Skip every picture, then write out exactly the lines of the listing below from the line that contains "Read all visible content and emit it as JSON." through the final line.

━━━━━━━━━━━━━━━━━━━━━━━━━━━━━━

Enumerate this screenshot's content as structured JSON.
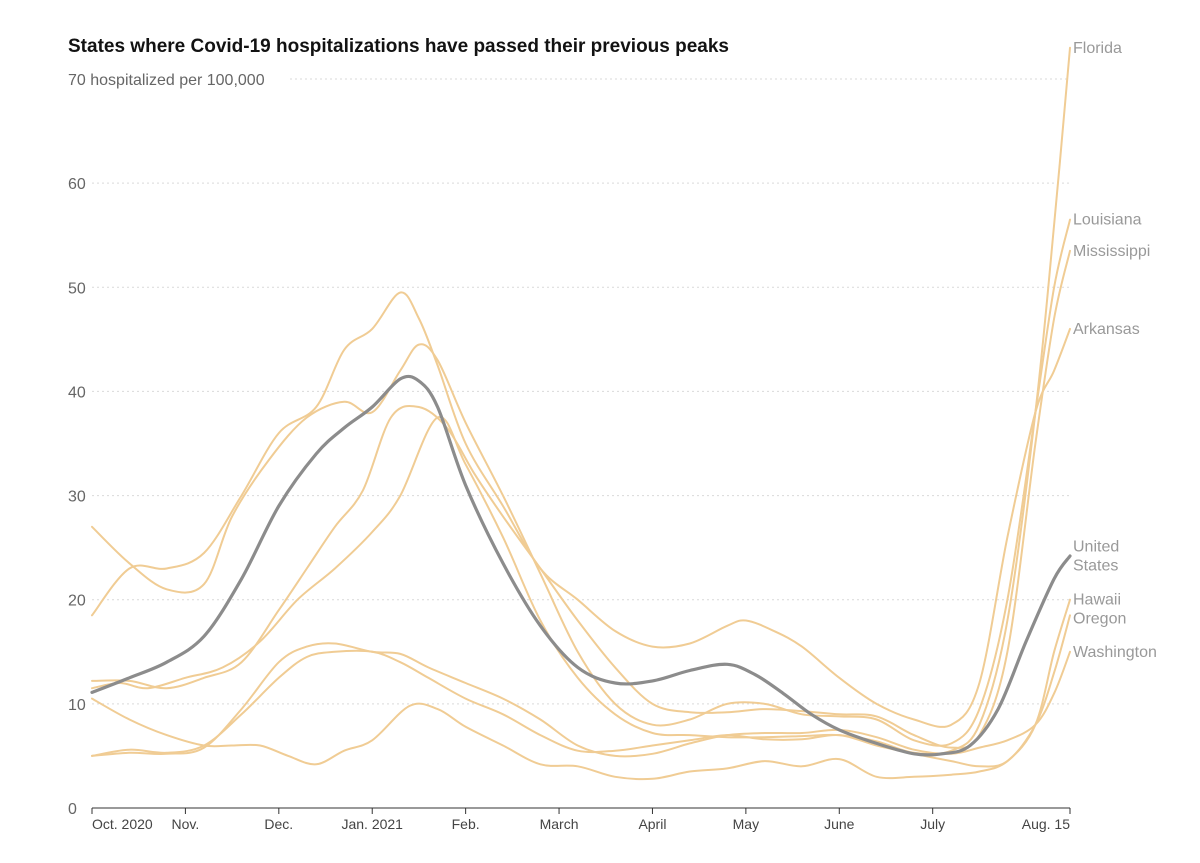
{
  "chart_data": {
    "type": "line",
    "title": "States where Covid-19 hospitalizations have passed their previous peaks",
    "ylabel": "hospitalized per 100,000",
    "ylim": [
      0,
      70
    ],
    "yticks": [
      0,
      10,
      20,
      30,
      40,
      50,
      60,
      70
    ],
    "ytick_labels": [
      "0",
      "10",
      "20",
      "30",
      "40",
      "50",
      "60",
      "70"
    ],
    "ytop_label": "70 hospitalized per 100,000",
    "x_unit": "months since Oct. 1, 2020",
    "xlim": [
      0,
      10.47
    ],
    "xticks": [
      {
        "x": 0,
        "label": "Oct. 2020"
      },
      {
        "x": 1,
        "label": "Nov."
      },
      {
        "x": 2,
        "label": "Dec."
      },
      {
        "x": 3,
        "label": "Jan. 2021"
      },
      {
        "x": 4,
        "label": "Feb."
      },
      {
        "x": 5,
        "label": "March"
      },
      {
        "x": 6,
        "label": "April"
      },
      {
        "x": 7,
        "label": "May"
      },
      {
        "x": 8,
        "label": "June"
      },
      {
        "x": 9,
        "label": "July"
      },
      {
        "x": 10.47,
        "label": "Aug. 15"
      }
    ],
    "grid": true,
    "highlight_color": "#8c8c8c",
    "state_color": "#f0cc94",
    "series": [
      {
        "name": "Florida",
        "label_lines": [
          "Florida"
        ],
        "highlight": false,
        "x": [
          0,
          0.3,
          0.6,
          1,
          1.4,
          1.8,
          2.2,
          2.6,
          3,
          3.3,
          3.7,
          4,
          4.4,
          4.8,
          5.2,
          5.6,
          6,
          6.4,
          6.8,
          7.2,
          7.6,
          8,
          8.4,
          8.8,
          9.2,
          9.5,
          9.8,
          10.1,
          10.3,
          10.47
        ],
        "values": [
          11.5,
          12,
          11.5,
          12.5,
          13.5,
          16,
          20,
          23,
          26.5,
          30,
          37.5,
          33,
          26,
          18,
          12.5,
          9,
          7.2,
          7,
          6.8,
          6.8,
          6.9,
          7,
          6.4,
          5.3,
          5.5,
          8,
          18,
          38,
          56,
          73
        ]
      },
      {
        "name": "Louisiana",
        "label_lines": [
          "Louisiana"
        ],
        "highlight": false,
        "x": [
          0,
          0.4,
          0.8,
          1.2,
          1.5,
          1.9,
          2.3,
          2.7,
          3,
          3.3,
          3.5,
          3.7,
          4,
          4.4,
          4.8,
          5.2,
          5.6,
          6,
          6.4,
          6.8,
          7.2,
          7.6,
          8,
          8.4,
          8.8,
          9.2,
          9.5,
          9.8,
          10.1,
          10.3,
          10.47
        ],
        "values": [
          27,
          23.5,
          21,
          21.5,
          28,
          33.5,
          37.5,
          39,
          38,
          42,
          44.5,
          43,
          37,
          30,
          22.5,
          15,
          10,
          8,
          8.5,
          10,
          10,
          9,
          8.8,
          8.5,
          6.5,
          6.2,
          9.5,
          20,
          38,
          50,
          56.5
        ]
      },
      {
        "name": "Mississippi",
        "label_lines": [
          "Mississippi"
        ],
        "highlight": false,
        "x": [
          0,
          0.4,
          0.8,
          1.2,
          1.6,
          2,
          2.3,
          2.6,
          2.9,
          3.2,
          3.5,
          3.8,
          4.1,
          4.4,
          4.8,
          5.2,
          5.6,
          6,
          6.4,
          6.8,
          7.2,
          7.6,
          8,
          8.4,
          8.8,
          9.2,
          9.5,
          9.8,
          10.1,
          10.3,
          10.47
        ],
        "values": [
          12.2,
          12.2,
          11.5,
          12.5,
          14,
          19,
          23,
          27,
          30.5,
          37.5,
          38.5,
          36.5,
          32,
          28,
          23,
          18,
          13.5,
          10,
          9.2,
          9.2,
          9.5,
          9.3,
          9,
          8.8,
          7,
          5.8,
          7,
          15,
          35,
          47,
          53.5
        ]
      },
      {
        "name": "Arkansas",
        "label_lines": [
          "Arkansas"
        ],
        "highlight": false,
        "x": [
          0,
          0.4,
          0.8,
          1.2,
          1.6,
          2,
          2.4,
          2.7,
          3,
          3.3,
          3.5,
          3.7,
          4,
          4.4,
          4.8,
          5.2,
          5.6,
          6,
          6.4,
          6.8,
          7,
          7.3,
          7.6,
          8,
          8.4,
          8.8,
          9.2,
          9.5,
          9.8,
          10.1,
          10.3,
          10.47
        ],
        "values": [
          18.5,
          23,
          23,
          24.5,
          30,
          36,
          38.5,
          44,
          46,
          49.5,
          47,
          42.5,
          35,
          29,
          23,
          20,
          17,
          15.5,
          15.8,
          17.5,
          18,
          17,
          15.5,
          12.5,
          10,
          8.5,
          8,
          12,
          26,
          38,
          42,
          46
        ]
      },
      {
        "name": "United States",
        "label_lines": [
          "United",
          "States"
        ],
        "highlight": true,
        "x": [
          0,
          0.4,
          0.8,
          1.2,
          1.6,
          2,
          2.4,
          2.7,
          3,
          3.3,
          3.5,
          3.7,
          4,
          4.4,
          4.8,
          5.2,
          5.6,
          6,
          6.4,
          6.8,
          7.1,
          7.4,
          7.7,
          8,
          8.4,
          8.8,
          9.1,
          9.4,
          9.7,
          10,
          10.3,
          10.47
        ],
        "values": [
          11.1,
          12.5,
          14,
          16.5,
          22,
          29,
          34,
          36.5,
          38.5,
          41.2,
          41,
          38.5,
          31,
          23.5,
          17.5,
          13.5,
          12,
          12.2,
          13.2,
          13.8,
          12.8,
          11,
          9,
          7.5,
          6.2,
          5.2,
          5.2,
          6,
          9.5,
          16,
          22,
          24.2
        ]
      },
      {
        "name": "Hawaii",
        "label_lines": [
          "Hawaii"
        ],
        "highlight": false,
        "x": [
          0,
          0.4,
          0.8,
          1.2,
          1.5,
          1.8,
          2.1,
          2.4,
          2.7,
          3,
          3.4,
          3.7,
          4,
          4.4,
          4.8,
          5.2,
          5.6,
          6,
          6.4,
          6.8,
          7.2,
          7.6,
          8,
          8.4,
          8.8,
          9.2,
          9.5,
          9.8,
          10.1,
          10.3,
          10.47
        ],
        "values": [
          10.5,
          8.5,
          7,
          6,
          6,
          6,
          5,
          4.2,
          5.5,
          6.5,
          9.8,
          9.5,
          7.8,
          6,
          4.2,
          4,
          3,
          2.8,
          3.5,
          3.8,
          4.5,
          4,
          4.7,
          3,
          3,
          3.2,
          3.5,
          4.5,
          8,
          15,
          20
        ]
      },
      {
        "name": "Oregon",
        "label_lines": [
          "Oregon"
        ],
        "highlight": false,
        "x": [
          0,
          0.4,
          0.8,
          1.2,
          1.6,
          2,
          2.3,
          2.6,
          3,
          3.3,
          3.6,
          4,
          4.4,
          4.8,
          5.2,
          5.6,
          6,
          6.4,
          6.8,
          7.2,
          7.6,
          8,
          8.4,
          8.8,
          9.2,
          9.5,
          9.8,
          10.1,
          10.3,
          10.47
        ],
        "values": [
          5,
          5.6,
          5.3,
          6,
          9,
          12.5,
          14.5,
          15,
          15,
          14,
          12.5,
          10.5,
          9,
          7,
          5.5,
          5.5,
          6,
          6.5,
          7,
          6.6,
          6.6,
          7,
          6,
          5.2,
          4.5,
          4,
          4.5,
          8,
          13,
          18.5
        ]
      },
      {
        "name": "Washington",
        "label_lines": [
          "Washington"
        ],
        "highlight": false,
        "x": [
          0,
          0.4,
          0.8,
          1.2,
          1.6,
          2,
          2.3,
          2.6,
          3,
          3.3,
          3.6,
          4,
          4.4,
          4.8,
          5.2,
          5.6,
          6,
          6.4,
          6.8,
          7.2,
          7.6,
          8,
          8.4,
          8.8,
          9.2,
          9.5,
          9.8,
          10.1,
          10.3,
          10.47
        ],
        "values": [
          5,
          5.3,
          5.2,
          5.8,
          9.5,
          14,
          15.5,
          15.8,
          15,
          14.8,
          13.5,
          12,
          10.5,
          8.5,
          6,
          5,
          5.2,
          6.2,
          7,
          7.2,
          7.2,
          7.5,
          6.8,
          5.6,
          5.2,
          5.8,
          6.5,
          8,
          11,
          15
        ]
      }
    ]
  }
}
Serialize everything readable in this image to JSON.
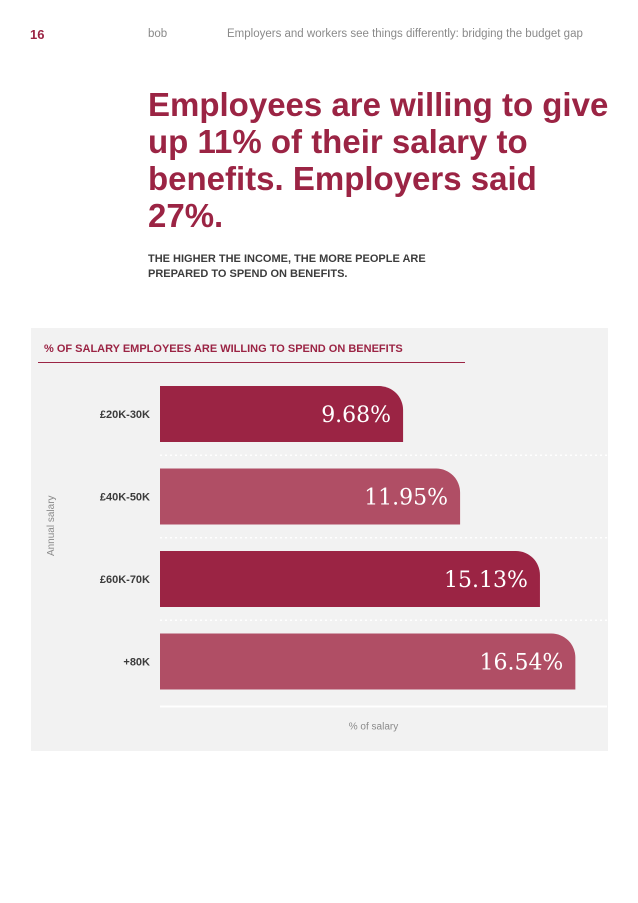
{
  "header": {
    "page_number": "16",
    "brand": "bob",
    "document_title": "Employers and workers see things differently: bridging the budget gap"
  },
  "headline": "Employees are willing to give up 11% of their salary to benefits. Employers said 27%.",
  "subheadline": "THE HIGHER THE INCOME, THE MORE PEOPLE ARE PREPARED TO SPEND ON BENEFITS.",
  "colors": {
    "accent": "#9b2444",
    "accent_light": "#b04e65",
    "panel": "#f2f2f2"
  },
  "chart_data": {
    "type": "bar",
    "orientation": "horizontal",
    "title": "% OF SALARY EMPLOYEES ARE WILLING TO SPEND ON BENEFITS",
    "xlabel": "% of salary",
    "ylabel": "Annual salary",
    "categories": [
      "£20K-30K",
      "£40K-50K",
      "£60K-70K",
      "+80K"
    ],
    "values": [
      9.68,
      11.95,
      15.13,
      16.54
    ],
    "value_labels": [
      "9.68%",
      "11.95%",
      "15.13%",
      "16.54%"
    ],
    "xlim": [
      0,
      17.8
    ],
    "grid": "dotted horizontal separators",
    "colors": [
      "#9b2444",
      "#b04e65",
      "#9b2444",
      "#b04e65"
    ]
  }
}
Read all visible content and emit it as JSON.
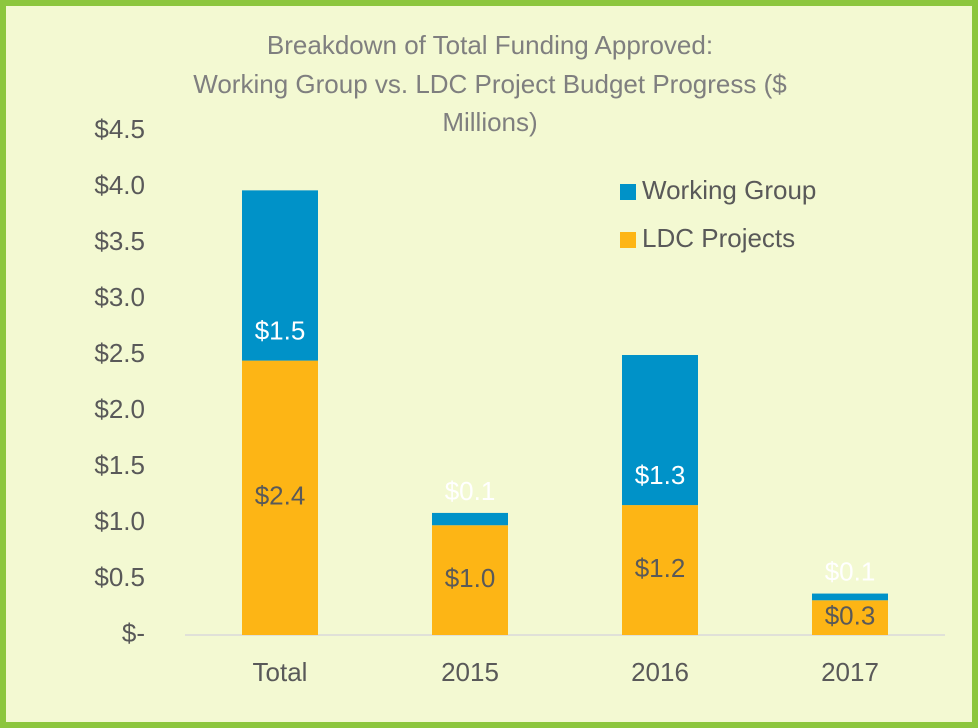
{
  "chart_data": {
    "type": "stacked-bar",
    "title": [
      "Breakdown of Total Funding Approved:",
      "Working Group vs. LDC Project Budget Progress ($",
      "Millions)"
    ],
    "categories": [
      "Total",
      "2015",
      "2016",
      "2017"
    ],
    "series": [
      {
        "name": "LDC Projects",
        "color": "#fdb515",
        "values": [
          2.45,
          0.98,
          1.16,
          0.31
        ],
        "value_labels": [
          "$2.4",
          "$1.0",
          "$1.2",
          "$0.3"
        ]
      },
      {
        "name": "Working Group",
        "color": "#0092c8",
        "values": [
          1.52,
          0.11,
          1.34,
          0.06
        ],
        "value_labels": [
          "$1.5",
          "$0.1",
          "$1.3",
          "$0.1"
        ]
      }
    ],
    "ylim": [
      0,
      4.5
    ],
    "yticks": [
      {
        "value": 0,
        "label": "$-"
      },
      {
        "value": 0.5,
        "label": "$0.5"
      },
      {
        "value": 1,
        "label": "$1.0"
      },
      {
        "value": 1.5,
        "label": "$1.5"
      },
      {
        "value": 2,
        "label": "$2.0"
      },
      {
        "value": 2.5,
        "label": "$2.5"
      },
      {
        "value": 3,
        "label": "$3.0"
      },
      {
        "value": 3.5,
        "label": "$3.5"
      },
      {
        "value": 4,
        "label": "$4.0"
      },
      {
        "value": 4.5,
        "label": "$4.5"
      }
    ],
    "legend_position": "upper right"
  }
}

━━━━━━━━━━━━━━━━━━━━━━━━━━━━━━

_Solution_
Read all visible content and emit it as JSON.
{
  "chart_data": {
    "type": "stacked-bar",
    "title": [
      "Breakdown of Total Funding Approved:",
      "Working Group vs. LDC Project Budget Progress ($",
      "Millions)"
    ],
    "categories": [
      "Total",
      "2015",
      "2016",
      "2017"
    ],
    "series": [
      {
        "name": "LDC Projects",
        "color": "#fdb515",
        "values": [
          2.45,
          0.98,
          1.16,
          0.31
        ],
        "value_labels": [
          "$2.4",
          "$1.0",
          "$1.2",
          "$0.3"
        ]
      },
      {
        "name": "Working Group",
        "color": "#0092c8",
        "values": [
          1.52,
          0.11,
          1.34,
          0.06
        ],
        "value_labels": [
          "$1.5",
          "$0.1",
          "$1.3",
          "$0.1"
        ]
      }
    ],
    "ylim": [
      0,
      4.5
    ],
    "yticks": [
      {
        "value": 0,
        "label": "$-"
      },
      {
        "value": 0.5,
        "label": "$0.5"
      },
      {
        "value": 1,
        "label": "$1.0"
      },
      {
        "value": 1.5,
        "label": "$1.5"
      },
      {
        "value": 2,
        "label": "$2.0"
      },
      {
        "value": 2.5,
        "label": "$2.5"
      },
      {
        "value": 3,
        "label": "$3.0"
      },
      {
        "value": 3.5,
        "label": "$3.5"
      },
      {
        "value": 4,
        "label": "$4.0"
      },
      {
        "value": 4.5,
        "label": "$4.5"
      }
    ],
    "legend_position": "upper right"
  }
}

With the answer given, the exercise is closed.